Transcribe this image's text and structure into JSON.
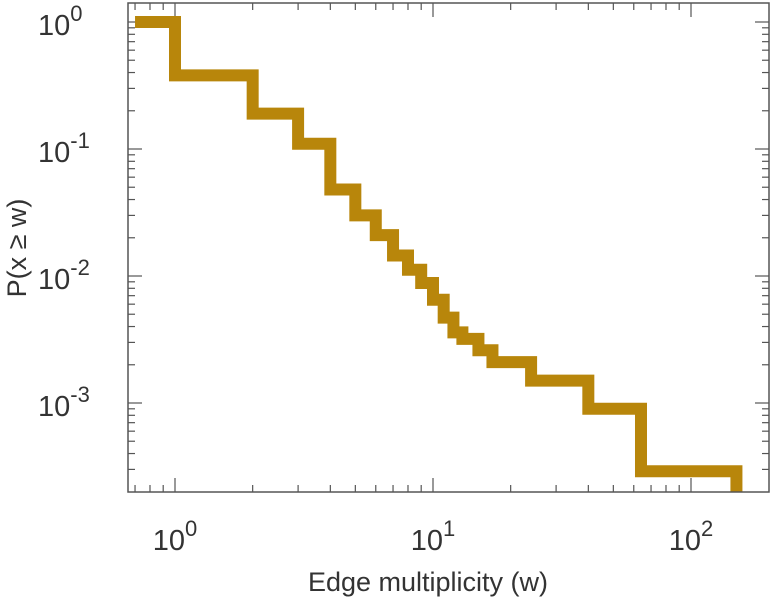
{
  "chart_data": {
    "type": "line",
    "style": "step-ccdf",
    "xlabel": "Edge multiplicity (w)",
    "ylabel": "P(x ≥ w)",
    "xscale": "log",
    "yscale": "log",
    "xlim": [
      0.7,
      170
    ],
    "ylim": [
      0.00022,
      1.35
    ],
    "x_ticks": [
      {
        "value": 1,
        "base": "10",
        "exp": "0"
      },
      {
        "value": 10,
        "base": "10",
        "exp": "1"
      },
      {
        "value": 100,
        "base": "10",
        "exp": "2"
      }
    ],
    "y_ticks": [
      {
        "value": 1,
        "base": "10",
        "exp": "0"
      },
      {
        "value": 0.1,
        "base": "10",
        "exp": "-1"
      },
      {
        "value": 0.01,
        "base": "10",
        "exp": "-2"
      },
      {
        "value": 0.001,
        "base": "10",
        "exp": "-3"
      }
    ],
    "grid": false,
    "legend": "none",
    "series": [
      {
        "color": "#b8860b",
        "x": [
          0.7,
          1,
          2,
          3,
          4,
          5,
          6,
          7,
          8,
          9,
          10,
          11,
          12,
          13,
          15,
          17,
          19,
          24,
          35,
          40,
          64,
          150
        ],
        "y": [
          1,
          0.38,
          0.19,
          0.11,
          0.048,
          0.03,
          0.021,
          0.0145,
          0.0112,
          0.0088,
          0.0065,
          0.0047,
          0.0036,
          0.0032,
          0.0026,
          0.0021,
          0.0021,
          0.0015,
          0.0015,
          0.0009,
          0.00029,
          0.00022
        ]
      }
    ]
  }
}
--
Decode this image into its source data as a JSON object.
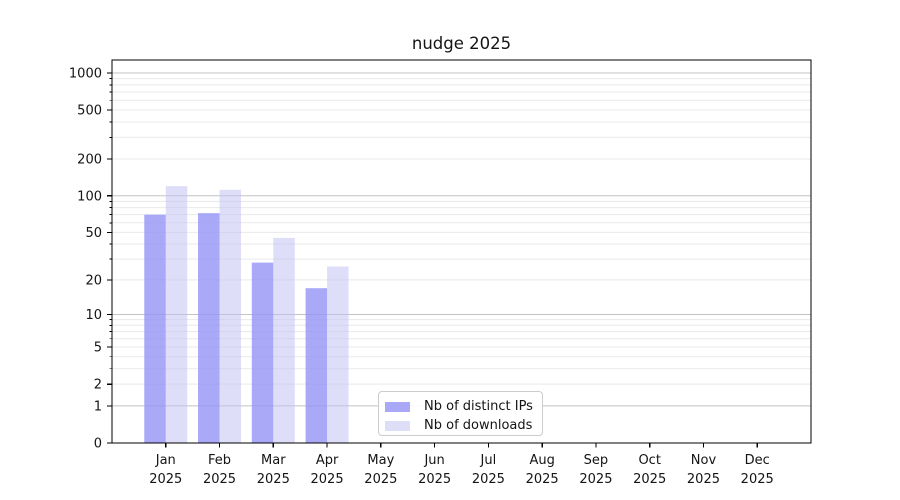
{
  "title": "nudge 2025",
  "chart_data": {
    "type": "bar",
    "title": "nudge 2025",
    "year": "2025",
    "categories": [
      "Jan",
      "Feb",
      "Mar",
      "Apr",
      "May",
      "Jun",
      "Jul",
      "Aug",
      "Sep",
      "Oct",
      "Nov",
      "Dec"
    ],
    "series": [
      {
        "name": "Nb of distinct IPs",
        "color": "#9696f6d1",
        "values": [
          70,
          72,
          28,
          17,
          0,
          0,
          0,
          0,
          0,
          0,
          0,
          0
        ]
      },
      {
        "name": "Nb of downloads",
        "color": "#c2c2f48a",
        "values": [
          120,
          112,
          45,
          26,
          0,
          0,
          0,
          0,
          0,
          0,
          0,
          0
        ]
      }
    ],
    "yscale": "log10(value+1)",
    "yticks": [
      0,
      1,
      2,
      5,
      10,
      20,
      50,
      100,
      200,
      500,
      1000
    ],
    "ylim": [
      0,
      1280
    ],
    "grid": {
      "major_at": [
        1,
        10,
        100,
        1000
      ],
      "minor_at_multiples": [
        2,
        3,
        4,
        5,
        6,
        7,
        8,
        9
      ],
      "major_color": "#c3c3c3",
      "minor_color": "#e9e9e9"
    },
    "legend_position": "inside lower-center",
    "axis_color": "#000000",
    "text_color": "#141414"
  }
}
==
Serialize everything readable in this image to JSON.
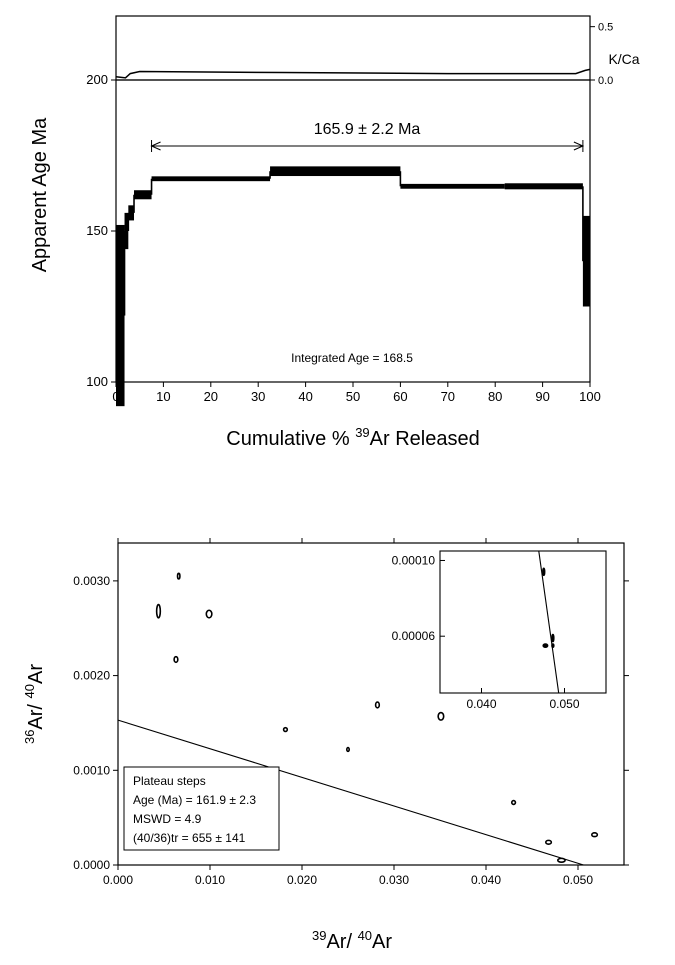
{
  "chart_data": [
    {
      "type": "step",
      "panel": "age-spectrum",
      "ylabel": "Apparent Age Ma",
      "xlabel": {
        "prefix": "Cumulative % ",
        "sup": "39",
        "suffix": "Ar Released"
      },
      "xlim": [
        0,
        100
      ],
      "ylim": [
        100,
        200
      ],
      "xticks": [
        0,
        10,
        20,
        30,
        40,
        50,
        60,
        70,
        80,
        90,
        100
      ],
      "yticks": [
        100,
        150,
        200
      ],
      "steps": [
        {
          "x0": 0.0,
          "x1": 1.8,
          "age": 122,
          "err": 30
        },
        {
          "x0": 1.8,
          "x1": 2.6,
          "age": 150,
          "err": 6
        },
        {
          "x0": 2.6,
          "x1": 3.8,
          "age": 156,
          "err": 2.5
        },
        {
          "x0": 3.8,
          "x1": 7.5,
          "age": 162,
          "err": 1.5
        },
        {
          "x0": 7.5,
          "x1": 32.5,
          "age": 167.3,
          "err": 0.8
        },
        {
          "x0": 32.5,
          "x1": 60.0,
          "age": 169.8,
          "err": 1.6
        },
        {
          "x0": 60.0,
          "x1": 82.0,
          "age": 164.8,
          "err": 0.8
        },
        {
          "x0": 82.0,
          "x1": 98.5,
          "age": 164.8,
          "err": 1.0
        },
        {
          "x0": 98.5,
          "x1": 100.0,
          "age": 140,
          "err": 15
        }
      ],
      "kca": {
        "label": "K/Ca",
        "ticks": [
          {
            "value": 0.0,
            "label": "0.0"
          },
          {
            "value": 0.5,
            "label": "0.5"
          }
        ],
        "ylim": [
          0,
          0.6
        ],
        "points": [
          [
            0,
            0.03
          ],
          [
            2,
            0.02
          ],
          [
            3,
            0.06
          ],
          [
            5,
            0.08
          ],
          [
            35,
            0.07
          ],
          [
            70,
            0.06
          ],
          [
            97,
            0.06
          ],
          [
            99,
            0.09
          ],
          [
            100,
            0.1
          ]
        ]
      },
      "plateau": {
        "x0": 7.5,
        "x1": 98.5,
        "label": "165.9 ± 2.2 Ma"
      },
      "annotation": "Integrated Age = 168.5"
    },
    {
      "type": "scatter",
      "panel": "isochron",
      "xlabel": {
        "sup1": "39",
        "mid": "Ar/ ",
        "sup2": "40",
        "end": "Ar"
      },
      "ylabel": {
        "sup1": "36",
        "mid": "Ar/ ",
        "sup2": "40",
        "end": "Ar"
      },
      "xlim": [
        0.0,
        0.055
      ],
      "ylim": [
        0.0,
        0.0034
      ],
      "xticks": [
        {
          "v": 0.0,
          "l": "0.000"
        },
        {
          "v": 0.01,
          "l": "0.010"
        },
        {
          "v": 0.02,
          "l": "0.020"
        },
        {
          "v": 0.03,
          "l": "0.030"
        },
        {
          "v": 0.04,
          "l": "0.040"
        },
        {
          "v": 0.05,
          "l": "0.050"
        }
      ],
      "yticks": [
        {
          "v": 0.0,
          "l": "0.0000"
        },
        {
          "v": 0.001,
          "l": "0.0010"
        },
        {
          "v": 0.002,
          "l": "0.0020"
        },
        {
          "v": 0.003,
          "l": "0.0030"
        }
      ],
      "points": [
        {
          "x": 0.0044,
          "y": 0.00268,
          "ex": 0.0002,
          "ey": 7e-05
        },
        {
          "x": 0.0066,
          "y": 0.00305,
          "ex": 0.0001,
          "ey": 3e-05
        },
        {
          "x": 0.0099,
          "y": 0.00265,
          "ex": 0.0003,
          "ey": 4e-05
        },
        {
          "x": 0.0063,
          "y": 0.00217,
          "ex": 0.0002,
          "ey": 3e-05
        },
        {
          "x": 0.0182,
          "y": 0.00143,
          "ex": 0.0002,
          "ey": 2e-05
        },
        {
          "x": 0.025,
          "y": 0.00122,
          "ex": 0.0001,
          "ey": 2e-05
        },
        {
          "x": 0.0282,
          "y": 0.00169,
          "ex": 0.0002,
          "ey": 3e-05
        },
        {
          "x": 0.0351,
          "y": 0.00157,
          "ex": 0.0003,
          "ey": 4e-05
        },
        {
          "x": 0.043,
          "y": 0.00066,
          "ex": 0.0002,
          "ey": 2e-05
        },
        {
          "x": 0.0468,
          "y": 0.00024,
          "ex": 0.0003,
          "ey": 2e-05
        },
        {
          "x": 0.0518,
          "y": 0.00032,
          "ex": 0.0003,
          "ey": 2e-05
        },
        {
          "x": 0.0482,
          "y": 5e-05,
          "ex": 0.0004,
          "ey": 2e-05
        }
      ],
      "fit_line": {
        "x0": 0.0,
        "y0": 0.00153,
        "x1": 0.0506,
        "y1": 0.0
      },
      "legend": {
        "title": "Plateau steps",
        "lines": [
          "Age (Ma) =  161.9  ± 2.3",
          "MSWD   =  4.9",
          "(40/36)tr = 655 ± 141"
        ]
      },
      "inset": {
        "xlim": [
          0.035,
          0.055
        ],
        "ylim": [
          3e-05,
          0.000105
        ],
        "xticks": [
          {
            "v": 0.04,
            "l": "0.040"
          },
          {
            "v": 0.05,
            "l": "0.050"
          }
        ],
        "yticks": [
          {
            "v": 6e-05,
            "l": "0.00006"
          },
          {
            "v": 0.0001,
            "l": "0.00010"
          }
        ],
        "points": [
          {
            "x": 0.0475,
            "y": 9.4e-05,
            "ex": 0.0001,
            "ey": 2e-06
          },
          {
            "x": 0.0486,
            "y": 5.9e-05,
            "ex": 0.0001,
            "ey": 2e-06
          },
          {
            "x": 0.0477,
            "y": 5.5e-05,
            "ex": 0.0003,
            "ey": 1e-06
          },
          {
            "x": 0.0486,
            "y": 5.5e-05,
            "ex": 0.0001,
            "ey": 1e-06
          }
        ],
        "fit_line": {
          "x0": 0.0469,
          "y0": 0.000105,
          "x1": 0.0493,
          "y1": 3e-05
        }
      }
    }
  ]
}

— To be done —
Check each line of the records above for the string "name", and report every line that has it.

— Expected answer —
        "name": "Nb of distinct IPs",
        "name": "Nb of downloads",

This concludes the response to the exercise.